(Boxed element entries)
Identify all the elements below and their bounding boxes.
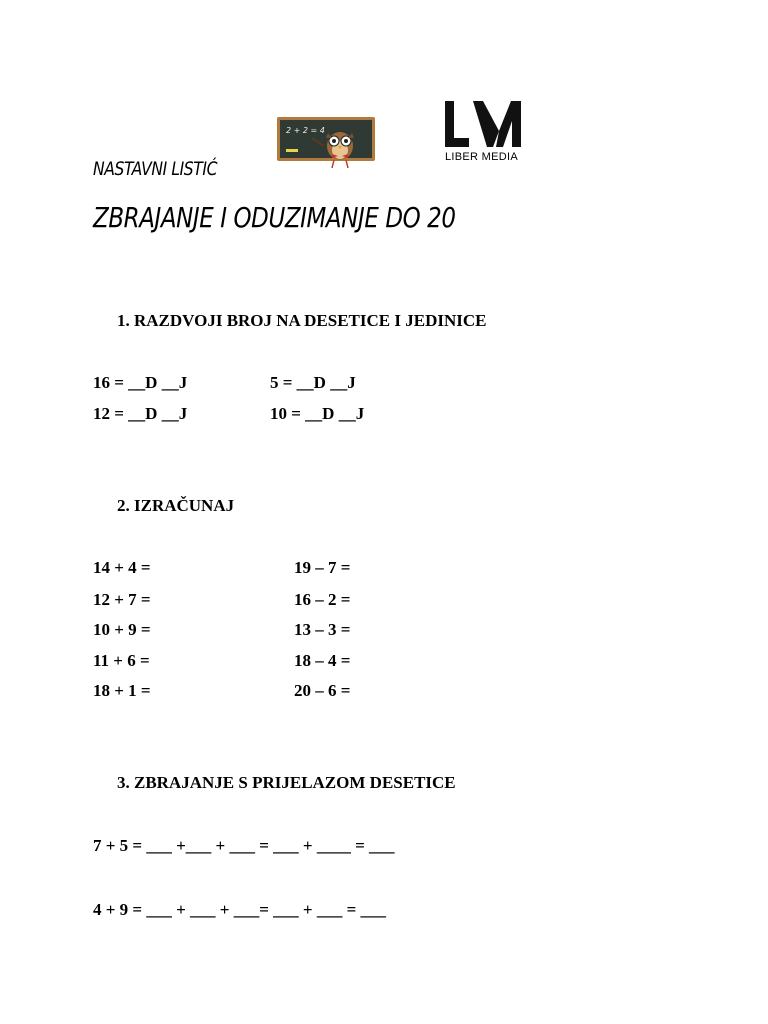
liber-media-logo — [443, 101, 525, 163]
section-2-row-4-right: 18 – 4 = — [294, 651, 351, 670]
worksheet-subtitle: NASTAVNI LISTIĆ — [93, 158, 218, 180]
section-2-row-1-left: 14 + 4 = — [93, 558, 151, 577]
section-1-row-1-right: 5 = __D __J — [270, 373, 356, 392]
section-1-heading: 1. RAZDVOJI BROJ NA DESETICE I JEDINICE — [117, 311, 487, 330]
section-3-heading: 3. ZBRAJANJE S PRIJELAZOM DESETICE — [117, 773, 456, 792]
section-2-row-3-right: 13 – 3 = — [294, 620, 351, 639]
section-3-row-1: 7 + 5 = ___ +___ + ___ = ___ + ____ = ___ — [93, 836, 395, 855]
section-2-row-4-left: 11 + 6 = — [93, 651, 150, 670]
chalkboard-owl-illustration — [276, 116, 376, 170]
worksheet-title: ZBRAJANJE I ODUZIMANJE DO 20 — [93, 201, 456, 234]
owl-teacher-icon — [276, 116, 376, 170]
section-2-row-5-right: 20 – 6 = — [294, 681, 351, 700]
section-1-row-1-left: 16 = __D __J — [93, 373, 188, 392]
section-3-row-2: 4 + 9 = ___ + ___ + ___= ___ + ___ = ___ — [93, 900, 387, 919]
board-equation: 2 + 2 = 4 — [286, 126, 325, 135]
section-2-row-2-left: 12 + 7 = — [93, 590, 151, 609]
logo-text: LIBER MEDIA — [445, 151, 518, 163]
lm-logo-icon — [443, 101, 523, 147]
section-2-row-5-left: 18 + 1 = — [93, 681, 151, 700]
section-1-row-2-right: 10 = __D __J — [270, 404, 365, 423]
section-2-row-1-right: 19 – 7 = — [294, 558, 351, 577]
section-2-row-3-left: 10 + 9 = — [93, 620, 151, 639]
section-2-row-2-right: 16 – 2 = — [294, 590, 351, 609]
section-2-heading: 2. IZRAČUNAJ — [117, 496, 235, 515]
section-1-row-2-left: 12 = __D __J — [93, 404, 188, 423]
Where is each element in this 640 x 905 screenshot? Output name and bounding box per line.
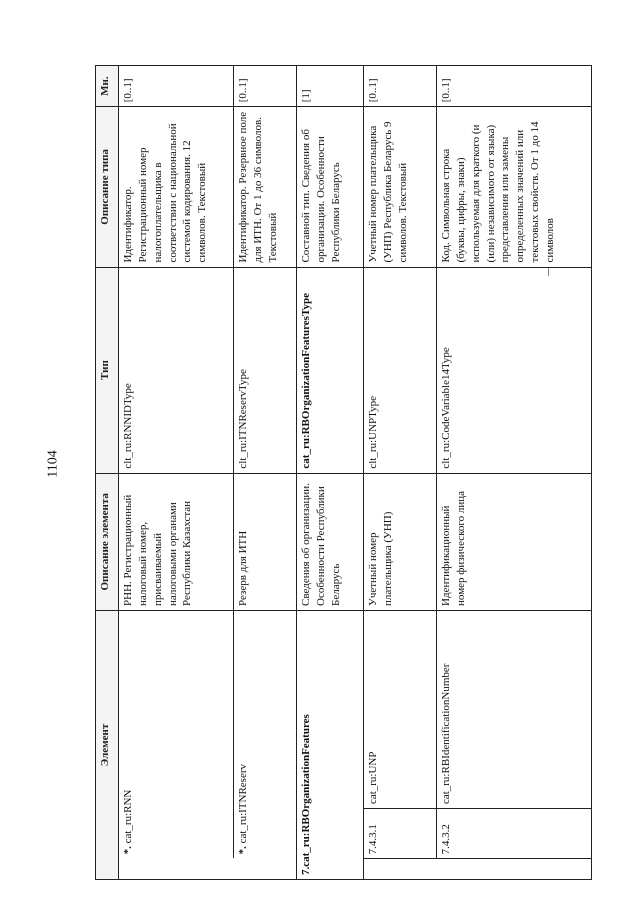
- rotated-table-wrapper: [95, 65, 635, 880]
- row-type: cat_ru:RBOrganizationFeaturesType: [297, 267, 364, 473]
- row-type: clt_ru:RNNIDType: [119, 267, 234, 473]
- table-row: [364, 66, 437, 880]
- schema-table: [95, 65, 592, 880]
- row-indent: [119, 859, 234, 880]
- row-element: 7.cat_ru:RBOrganizationFeatures: [297, 610, 364, 879]
- row-element-description: Резерв для ИТН: [234, 473, 297, 610]
- row-element-description: Сведения об организации. Особенности Республики Беларусь: [297, 473, 364, 610]
- row-element-description: РНН. Регистрационный налоговый номер, присваиваемый налоговыми органами Республики Казахстан: [119, 473, 234, 610]
- row-multiplicity: [0..1]: [364, 66, 437, 107]
- row-type-description: Код. Символьная строка (буквы, цифры, знаки) используемая для краткого (и (или) независимого от языка) представления или замены определенных значений или текстовых свойств. От 1 до 14 символов: [437, 107, 592, 267]
- rotated-page-content: [95, 65, 635, 880]
- row-indent: [437, 859, 592, 880]
- table-row: [437, 66, 592, 880]
- row-element: *. cat_ru:RNN: [119, 610, 234, 858]
- row-indent: [234, 859, 297, 880]
- header-type-description: Описание типа: [96, 107, 119, 267]
- row-multiplicity: [0..1]: [119, 66, 234, 107]
- header-type: Тип: [96, 267, 119, 473]
- header-element: Элемент: [96, 610, 119, 879]
- row-type: clt_ru:CodeVariable14Type: [437, 267, 592, 473]
- header-multiplicity: Мн.: [96, 66, 119, 107]
- row-type-description: Идентификатор. Регистрационный номер налогоплательщика в соответствии с национальной системой кодирования. 12 символов. Текстовый: [119, 107, 234, 267]
- row-type-description: Идентификатор. Резервное поле для ИТН. От 1 до 36 символов. Текстовый: [234, 107, 297, 267]
- table-header-row: [96, 66, 119, 880]
- row-element: cat_ru:RBIdentificationNumber: [437, 610, 592, 808]
- row-type-description: Составной тип. Сведения об организации. Особенности Республики Беларусь: [297, 107, 364, 267]
- row-multiplicity: [0..1]: [437, 66, 592, 107]
- row-type: clt_ru:ITNReservType: [234, 267, 297, 473]
- table-row: [119, 66, 234, 880]
- row-element-description: Учетный номер плательщика (УНП): [364, 473, 437, 610]
- row-number: 7.4.3.1: [364, 809, 437, 859]
- row-multiplicity: [1]: [297, 66, 364, 107]
- row-element-description: Идентификационный номер физического лица: [437, 473, 592, 610]
- row-type-description: Учетный номер плательщика (УНП) Республика Беларусь 9 символов. Текстовый: [364, 107, 437, 267]
- table-row: [234, 66, 297, 880]
- header-element-description: Описание элемента: [96, 473, 119, 610]
- row-element: *. cat_ru:ITNReserv: [234, 610, 297, 858]
- table-row: [297, 66, 364, 880]
- row-indent: [364, 859, 437, 880]
- row-element: cat_ru:UNP: [364, 610, 437, 808]
- row-multiplicity: [0..1]: [234, 66, 297, 107]
- page-number: 1104: [45, 450, 61, 478]
- row-number: 7.4.3.2: [437, 809, 592, 859]
- row-type: clt_ru:UNPType: [364, 267, 437, 473]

◆ Exercise task ◆
Please copy all of the entries above line for line without changing anything, and leave the pictures out of your answer.

◆ Task solution ◆
Identify all the elements below and their bounding boxes.
liber-media-logo — [443, 101, 525, 163]
section-2-row-4-right: 18 – 4 = — [294, 651, 351, 670]
worksheet-subtitle: NASTAVNI LISTIĆ — [93, 158, 218, 180]
section-2-row-1-left: 14 + 4 = — [93, 558, 151, 577]
section-1-row-1-right: 5 = __D __J — [270, 373, 356, 392]
section-1-heading: 1. RAZDVOJI BROJ NA DESETICE I JEDINICE — [117, 311, 487, 330]
section-3-heading: 3. ZBRAJANJE S PRIJELAZOM DESETICE — [117, 773, 456, 792]
section-2-row-3-right: 13 – 3 = — [294, 620, 351, 639]
section-3-row-1: 7 + 5 = ___ +___ + ___ = ___ + ____ = ___ — [93, 836, 395, 855]
section-2-row-4-left: 11 + 6 = — [93, 651, 150, 670]
chalkboard-owl-illustration — [276, 116, 376, 170]
worksheet-title: ZBRAJANJE I ODUZIMANJE DO 20 — [93, 201, 456, 234]
owl-teacher-icon — [276, 116, 376, 170]
section-2-row-5-right: 20 – 6 = — [294, 681, 351, 700]
section-1-row-1-left: 16 = __D __J — [93, 373, 188, 392]
section-3-row-2: 4 + 9 = ___ + ___ + ___= ___ + ___ = ___ — [93, 900, 387, 919]
board-equation: 2 + 2 = 4 — [286, 126, 325, 135]
section-2-row-2-left: 12 + 7 = — [93, 590, 151, 609]
logo-text: LIBER MEDIA — [445, 151, 518, 163]
lm-logo-icon — [443, 101, 523, 147]
section-2-row-5-left: 18 + 1 = — [93, 681, 151, 700]
section-1-row-2-right: 10 = __D __J — [270, 404, 365, 423]
section-2-row-1-right: 19 – 7 = — [294, 558, 351, 577]
section-2-row-3-left: 10 + 9 = — [93, 620, 151, 639]
section-2-row-2-right: 16 – 2 = — [294, 590, 351, 609]
section-2-heading: 2. IZRAČUNAJ — [117, 496, 235, 515]
section-1-row-2-left: 12 = __D __J — [93, 404, 188, 423]
Where is each element in this 640 x 905 screenshot? Output name and bounding box per line.
- rotated-table-wrapper: [95, 65, 635, 880]
- row-type: cat_ru:RBOrganizationFeaturesType: [297, 267, 364, 473]
- row-type: clt_ru:RNNIDType: [119, 267, 234, 473]
- table-row: [364, 66, 437, 880]
- schema-table: [95, 65, 592, 880]
- row-indent: [119, 859, 234, 880]
- row-element: 7.cat_ru:RBOrganizationFeatures: [297, 610, 364, 879]
- row-element-description: Резерв для ИТН: [234, 473, 297, 610]
- row-element-description: Сведения об организации. Особенности Республики Беларусь: [297, 473, 364, 610]
- row-element-description: РНН. Регистрационный налоговый номер, присваиваемый налоговыми органами Республики Казахстан: [119, 473, 234, 610]
- row-multiplicity: [0..1]: [364, 66, 437, 107]
- row-type-description: Код. Символьная строка (буквы, цифры, знаки) используемая для краткого (и (или) независимого от языка) представления или замены определенных значений или текстовых свойств. От 1 до 14 символов: [437, 107, 592, 267]
- rotated-page-content: [95, 65, 635, 880]
- row-indent: [437, 859, 592, 880]
- table-row: [437, 66, 592, 880]
- row-element: *. cat_ru:RNN: [119, 610, 234, 858]
- row-indent: [234, 859, 297, 880]
- header-type-description: Описание типа: [96, 107, 119, 267]
- row-multiplicity: [0..1]: [119, 66, 234, 107]
- header-type: Тип: [96, 267, 119, 473]
- header-element: Элемент: [96, 610, 119, 879]
- row-type: clt_ru:CodeVariable14Type: [437, 267, 592, 473]
- header-multiplicity: Мн.: [96, 66, 119, 107]
- row-type-description: Идентификатор. Регистрационный номер налогоплательщика в соответствии с национальной системой кодирования. 12 символов. Текстовый: [119, 107, 234, 267]
- row-type-description: Идентификатор. Резервное поле для ИТН. От 1 до 36 символов. Текстовый: [234, 107, 297, 267]
- table-header-row: [96, 66, 119, 880]
- row-element: cat_ru:RBIdentificationNumber: [437, 610, 592, 808]
- row-type-description: Составной тип. Сведения об организации. Особенности Республики Беларусь: [297, 107, 364, 267]
- row-multiplicity: [0..1]: [437, 66, 592, 107]
- row-type: clt_ru:ITNReservType: [234, 267, 297, 473]
- table-row: [119, 66, 234, 880]
- row-element-description: Учетный номер плательщика (УНП): [364, 473, 437, 610]
- row-number: 7.4.3.1: [364, 809, 437, 859]
- row-multiplicity: [1]: [297, 66, 364, 107]
- row-element-description: Идентификационный номер физического лица: [437, 473, 592, 610]
- row-type-description: Учетный номер плательщика (УНП) Республика Беларусь 9 символов. Текстовый: [364, 107, 437, 267]
- table-row: [234, 66, 297, 880]
- header-element-description: Описание элемента: [96, 473, 119, 610]
- row-element: *. cat_ru:ITNReserv: [234, 610, 297, 858]
- table-row: [297, 66, 364, 880]
- row-indent: [364, 859, 437, 880]
- row-element: cat_ru:UNP: [364, 610, 437, 808]
- row-multiplicity: [0..1]: [234, 66, 297, 107]
- page-number: 1104: [45, 450, 61, 478]
- row-number: 7.4.3.2: [437, 809, 592, 859]
- row-type: clt_ru:UNPType: [364, 267, 437, 473]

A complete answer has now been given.